> Exercise description:
Retype the records that come next, word for word.

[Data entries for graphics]
══════════════════════════════
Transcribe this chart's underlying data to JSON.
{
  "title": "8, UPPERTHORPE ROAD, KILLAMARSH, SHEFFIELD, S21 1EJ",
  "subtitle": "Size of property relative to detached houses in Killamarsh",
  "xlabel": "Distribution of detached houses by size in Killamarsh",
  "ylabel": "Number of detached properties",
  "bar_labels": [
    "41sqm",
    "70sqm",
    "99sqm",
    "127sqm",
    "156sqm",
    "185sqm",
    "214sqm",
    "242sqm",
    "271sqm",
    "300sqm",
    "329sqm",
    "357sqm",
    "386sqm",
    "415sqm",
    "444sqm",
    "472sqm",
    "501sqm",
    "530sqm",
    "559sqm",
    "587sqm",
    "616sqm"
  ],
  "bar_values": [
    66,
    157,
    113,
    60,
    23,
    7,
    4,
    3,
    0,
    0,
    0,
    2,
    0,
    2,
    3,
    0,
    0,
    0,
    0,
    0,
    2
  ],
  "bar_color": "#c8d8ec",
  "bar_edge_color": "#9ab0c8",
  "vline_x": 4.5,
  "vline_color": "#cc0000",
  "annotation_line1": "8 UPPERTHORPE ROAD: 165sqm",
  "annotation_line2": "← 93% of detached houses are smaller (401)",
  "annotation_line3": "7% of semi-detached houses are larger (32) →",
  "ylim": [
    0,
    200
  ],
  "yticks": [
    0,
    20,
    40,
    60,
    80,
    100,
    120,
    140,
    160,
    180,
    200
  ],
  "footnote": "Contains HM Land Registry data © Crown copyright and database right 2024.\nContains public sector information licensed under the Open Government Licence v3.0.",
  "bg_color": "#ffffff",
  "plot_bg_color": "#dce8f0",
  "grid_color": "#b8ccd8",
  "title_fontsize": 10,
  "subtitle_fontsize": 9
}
══════════════════════════════
> Task response:
Transcribe this chart's underlying data to JSON.
{
  "title": "8, UPPERTHORPE ROAD, KILLAMARSH, SHEFFIELD, S21 1EJ",
  "subtitle": "Size of property relative to detached houses in Killamarsh",
  "xlabel": "Distribution of detached houses by size in Killamarsh",
  "ylabel": "Number of detached properties",
  "bar_labels": [
    "41sqm",
    "70sqm",
    "99sqm",
    "127sqm",
    "156sqm",
    "185sqm",
    "214sqm",
    "242sqm",
    "271sqm",
    "300sqm",
    "329sqm",
    "357sqm",
    "386sqm",
    "415sqm",
    "444sqm",
    "472sqm",
    "501sqm",
    "530sqm",
    "559sqm",
    "587sqm",
    "616sqm"
  ],
  "bar_values": [
    66,
    157,
    113,
    60,
    23,
    7,
    4,
    3,
    0,
    0,
    0,
    2,
    0,
    2,
    3,
    0,
    0,
    0,
    0,
    0,
    2
  ],
  "bar_color": "#c8d8ec",
  "bar_edge_color": "#9ab0c8",
  "vline_x": 4.5,
  "vline_color": "#cc0000",
  "annotation_line1": "8 UPPERTHORPE ROAD: 165sqm",
  "annotation_line2": "← 93% of detached houses are smaller (401)",
  "annotation_line3": "7% of semi-detached houses are larger (32) →",
  "ylim": [
    0,
    200
  ],
  "yticks": [
    0,
    20,
    40,
    60,
    80,
    100,
    120,
    140,
    160,
    180,
    200
  ],
  "footnote": "Contains HM Land Registry data © Crown copyright and database right 2024.\nContains public sector information licensed under the Open Government Licence v3.0.",
  "bg_color": "#ffffff",
  "plot_bg_color": "#dce8f0",
  "grid_color": "#b8ccd8",
  "title_fontsize": 10,
  "subtitle_fontsize": 9
}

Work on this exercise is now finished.